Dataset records

[start]

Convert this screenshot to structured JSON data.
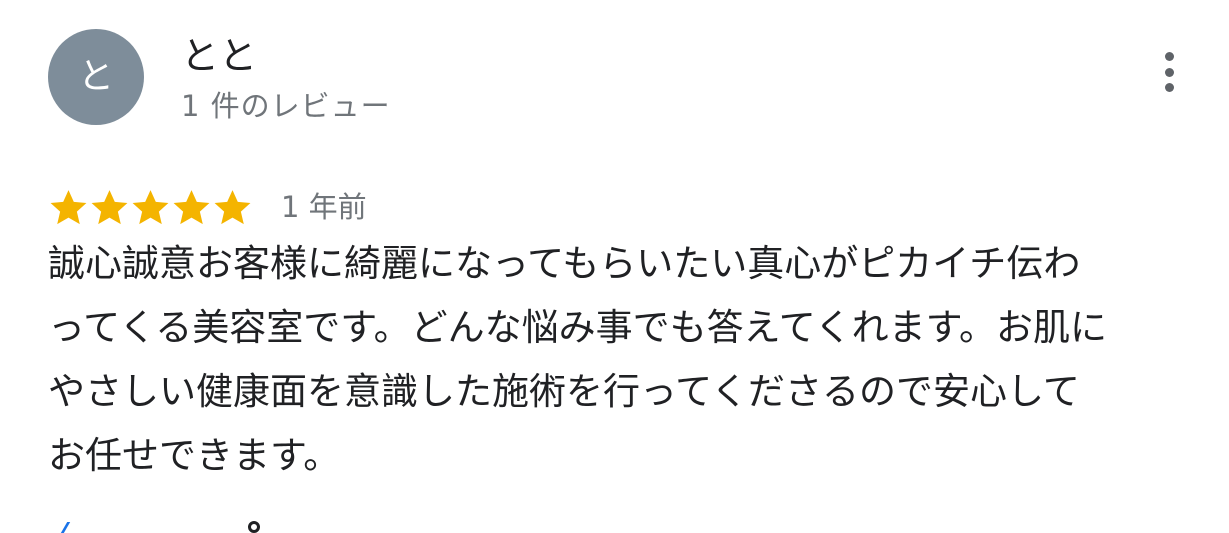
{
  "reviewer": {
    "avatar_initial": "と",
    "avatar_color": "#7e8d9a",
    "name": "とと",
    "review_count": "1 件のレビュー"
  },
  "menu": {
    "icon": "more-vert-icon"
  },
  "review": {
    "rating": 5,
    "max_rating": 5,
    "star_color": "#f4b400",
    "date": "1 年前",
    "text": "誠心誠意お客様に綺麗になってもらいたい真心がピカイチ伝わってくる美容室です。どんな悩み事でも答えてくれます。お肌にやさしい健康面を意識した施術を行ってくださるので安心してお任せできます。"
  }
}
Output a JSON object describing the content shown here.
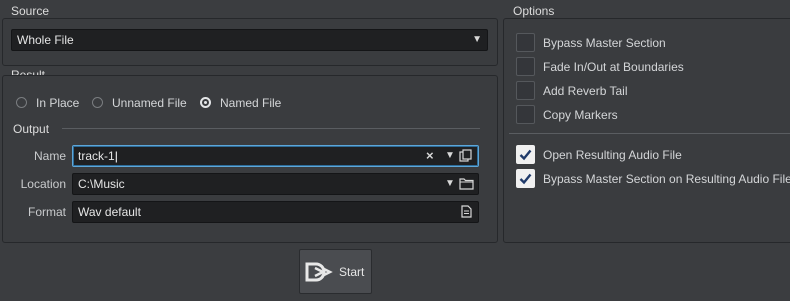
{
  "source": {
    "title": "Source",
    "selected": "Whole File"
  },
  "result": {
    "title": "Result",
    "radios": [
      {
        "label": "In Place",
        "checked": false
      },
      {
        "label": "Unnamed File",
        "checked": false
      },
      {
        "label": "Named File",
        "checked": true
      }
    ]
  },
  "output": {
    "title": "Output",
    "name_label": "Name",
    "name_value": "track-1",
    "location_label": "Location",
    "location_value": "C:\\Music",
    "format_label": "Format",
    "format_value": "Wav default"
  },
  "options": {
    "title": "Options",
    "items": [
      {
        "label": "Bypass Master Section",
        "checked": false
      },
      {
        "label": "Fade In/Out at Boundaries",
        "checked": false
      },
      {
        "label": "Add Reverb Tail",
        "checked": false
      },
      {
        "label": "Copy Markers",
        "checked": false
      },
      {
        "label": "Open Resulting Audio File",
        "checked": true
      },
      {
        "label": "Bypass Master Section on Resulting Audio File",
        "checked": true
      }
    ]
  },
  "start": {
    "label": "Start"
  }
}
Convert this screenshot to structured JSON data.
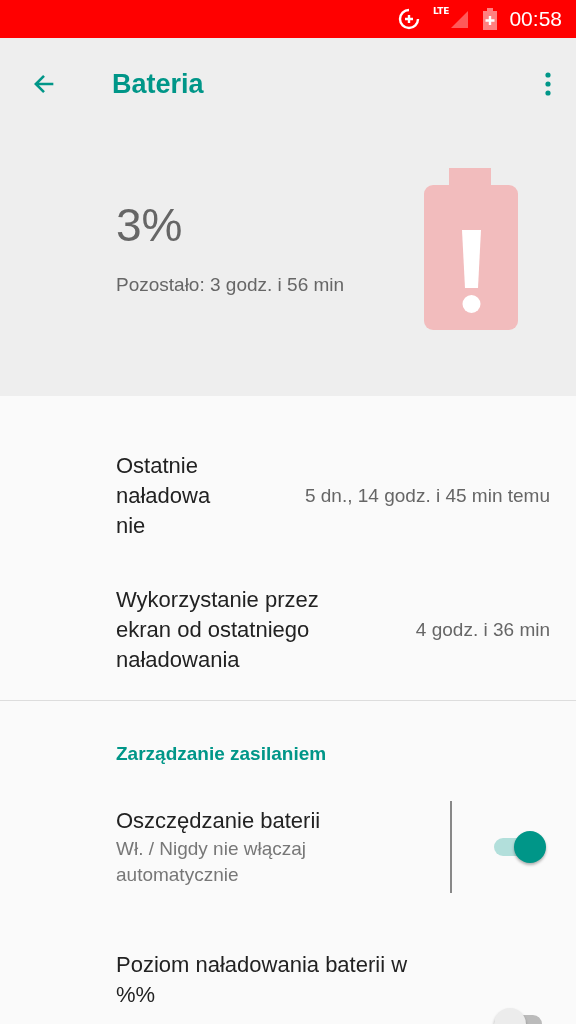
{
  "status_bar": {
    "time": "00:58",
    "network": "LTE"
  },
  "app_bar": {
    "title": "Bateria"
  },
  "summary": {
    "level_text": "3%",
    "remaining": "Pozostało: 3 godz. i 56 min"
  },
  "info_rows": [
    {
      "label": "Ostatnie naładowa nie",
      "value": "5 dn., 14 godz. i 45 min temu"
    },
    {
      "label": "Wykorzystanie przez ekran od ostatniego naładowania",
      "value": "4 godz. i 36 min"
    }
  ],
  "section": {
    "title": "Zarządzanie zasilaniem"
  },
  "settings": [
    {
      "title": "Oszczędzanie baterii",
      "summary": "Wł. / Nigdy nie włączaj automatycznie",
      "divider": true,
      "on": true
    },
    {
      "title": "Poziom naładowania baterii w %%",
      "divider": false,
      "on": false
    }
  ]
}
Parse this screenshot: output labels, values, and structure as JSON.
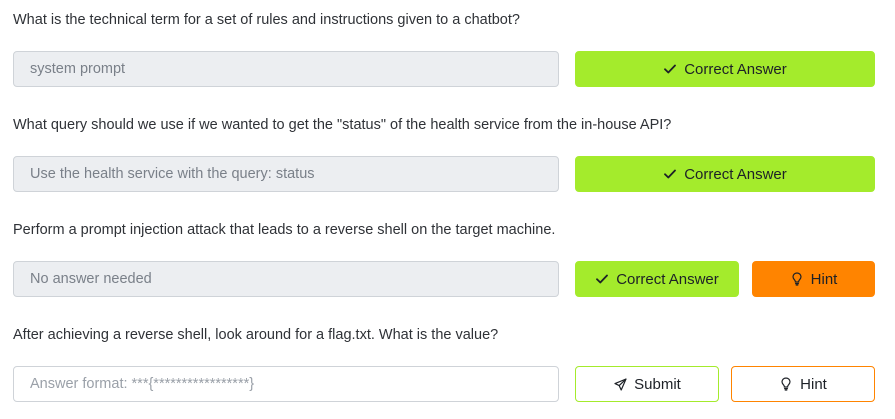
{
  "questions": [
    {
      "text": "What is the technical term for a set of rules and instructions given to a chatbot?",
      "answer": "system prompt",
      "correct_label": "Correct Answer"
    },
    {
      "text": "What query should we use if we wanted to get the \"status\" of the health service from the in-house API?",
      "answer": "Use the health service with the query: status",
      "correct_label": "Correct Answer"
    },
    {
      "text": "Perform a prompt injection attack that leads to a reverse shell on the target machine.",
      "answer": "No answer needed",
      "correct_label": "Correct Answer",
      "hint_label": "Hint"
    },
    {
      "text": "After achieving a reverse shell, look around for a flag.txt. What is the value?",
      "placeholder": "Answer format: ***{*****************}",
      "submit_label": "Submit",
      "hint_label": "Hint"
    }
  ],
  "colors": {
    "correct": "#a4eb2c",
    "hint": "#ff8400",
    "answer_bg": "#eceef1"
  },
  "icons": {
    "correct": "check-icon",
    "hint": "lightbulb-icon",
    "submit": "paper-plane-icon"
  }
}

[end]

** SHORT PROBLEM **
All the records need to be repeated exactly, with the images dropped.

** SOLUTION TO THIS TASK **
Convert this screenshot to structured JSON data.
{
  "reviewer": {
    "avatar_initial": "と",
    "avatar_color": "#7e8d9a",
    "name": "とと",
    "review_count": "1 件のレビュー"
  },
  "menu": {
    "icon": "more-vert-icon"
  },
  "review": {
    "rating": 5,
    "max_rating": 5,
    "star_color": "#f4b400",
    "date": "1 年前",
    "text": "誠心誠意お客様に綺麗になってもらいたい真心がピカイチ伝わってくる美容室です。どんな悩み事でも答えてくれます。お肌にやさしい健康面を意識した施術を行ってくださるので安心してお任せできます。"
  }
}
Output a JSON object describing the content shown here.
{
  "source": {
    "title": "Source",
    "selected": "Whole File"
  },
  "result": {
    "title": "Result",
    "radios": [
      {
        "label": "In Place",
        "checked": false
      },
      {
        "label": "Unnamed File",
        "checked": false
      },
      {
        "label": "Named File",
        "checked": true
      }
    ]
  },
  "output": {
    "title": "Output",
    "name_label": "Name",
    "name_value": "track-1",
    "location_label": "Location",
    "location_value": "C:\\Music",
    "format_label": "Format",
    "format_value": "Wav default"
  },
  "options": {
    "title": "Options",
    "items": [
      {
        "label": "Bypass Master Section",
        "checked": false
      },
      {
        "label": "Fade In/Out at Boundaries",
        "checked": false
      },
      {
        "label": "Add Reverb Tail",
        "checked": false
      },
      {
        "label": "Copy Markers",
        "checked": false
      },
      {
        "label": "Open Resulting Audio File",
        "checked": true
      },
      {
        "label": "Bypass Master Section on Resulting Audio File",
        "checked": true
      }
    ]
  },
  "start": {
    "label": "Start"
  }
}
Convert this screenshot to structured JSON data.
{
  "status_bar": {
    "time": "00:58",
    "network": "LTE"
  },
  "app_bar": {
    "title": "Bateria"
  },
  "summary": {
    "level_text": "3%",
    "remaining": "Pozostało: 3 godz. i 56 min"
  },
  "info_rows": [
    {
      "label": "Ostatnie naładowa nie",
      "value": "5 dn., 14 godz. i 45 min temu"
    },
    {
      "label": "Wykorzystanie przez ekran od ostatniego naładowania",
      "value": "4 godz. i 36 min"
    }
  ],
  "section": {
    "title": "Zarządzanie zasilaniem"
  },
  "settings": [
    {
      "title": "Oszczędzanie baterii",
      "summary": "Wł. / Nigdy nie włączaj automatycznie",
      "divider": true,
      "on": true
    },
    {
      "title": "Poziom naładowania baterii w %%",
      "divider": false,
      "on": false
    }
  ]
}
Parse this screenshot: output labels, values, and structure as JSON.
{
  "questions": [
    {
      "text": "What is the technical term for a set of rules and instructions given to a chatbot?",
      "answer": "system prompt",
      "correct_label": "Correct Answer"
    },
    {
      "text": "What query should we use if we wanted to get the \"status\" of the health service from the in-house API?",
      "answer": "Use the health service with the query: status",
      "correct_label": "Correct Answer"
    },
    {
      "text": "Perform a prompt injection attack that leads to a reverse shell on the target machine.",
      "answer": "No answer needed",
      "correct_label": "Correct Answer",
      "hint_label": "Hint"
    },
    {
      "text": "After achieving a reverse shell, look around for a flag.txt. What is the value?",
      "placeholder": "Answer format: ***{*****************}",
      "submit_label": "Submit",
      "hint_label": "Hint"
    }
  ],
  "colors": {
    "correct": "#a4eb2c",
    "hint": "#ff8400",
    "answer_bg": "#eceef1"
  },
  "icons": {
    "correct": "check-icon",
    "hint": "lightbulb-icon",
    "submit": "paper-plane-icon"
  }
}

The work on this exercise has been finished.